(Figure collection entries)
· · ·

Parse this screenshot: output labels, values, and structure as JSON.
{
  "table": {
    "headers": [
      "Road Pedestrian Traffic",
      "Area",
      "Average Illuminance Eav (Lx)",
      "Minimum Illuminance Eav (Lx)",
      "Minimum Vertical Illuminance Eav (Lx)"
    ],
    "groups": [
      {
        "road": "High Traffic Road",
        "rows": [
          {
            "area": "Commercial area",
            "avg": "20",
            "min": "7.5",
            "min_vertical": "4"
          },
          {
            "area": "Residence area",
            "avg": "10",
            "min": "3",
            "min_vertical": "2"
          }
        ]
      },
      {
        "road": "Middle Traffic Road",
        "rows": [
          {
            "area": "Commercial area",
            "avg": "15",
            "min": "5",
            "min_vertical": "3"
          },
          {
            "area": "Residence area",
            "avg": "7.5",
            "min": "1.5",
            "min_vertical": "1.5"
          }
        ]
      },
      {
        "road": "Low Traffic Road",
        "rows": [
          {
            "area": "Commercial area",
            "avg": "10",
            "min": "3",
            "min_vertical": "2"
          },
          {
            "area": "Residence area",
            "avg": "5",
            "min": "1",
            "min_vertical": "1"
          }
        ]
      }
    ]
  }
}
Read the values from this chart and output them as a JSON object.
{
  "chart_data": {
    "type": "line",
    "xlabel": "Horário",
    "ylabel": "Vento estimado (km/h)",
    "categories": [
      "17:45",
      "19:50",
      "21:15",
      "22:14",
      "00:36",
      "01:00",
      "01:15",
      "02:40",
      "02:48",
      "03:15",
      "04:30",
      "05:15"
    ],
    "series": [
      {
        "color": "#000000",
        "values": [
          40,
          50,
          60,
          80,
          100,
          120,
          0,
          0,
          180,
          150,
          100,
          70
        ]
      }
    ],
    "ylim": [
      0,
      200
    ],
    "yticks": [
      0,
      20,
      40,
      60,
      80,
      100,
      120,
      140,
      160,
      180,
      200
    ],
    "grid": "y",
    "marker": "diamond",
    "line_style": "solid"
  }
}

· · ·

YOUR GOAL =>
Find the word "Traffic" in the material, then list each line that holds it.

EXERCISE SOLUTION =>
      "Road Pedestrian Traffic",
        "road": "High Traffic Road",
        "road": "Middle Traffic Road",
        "road": "Low Traffic Road",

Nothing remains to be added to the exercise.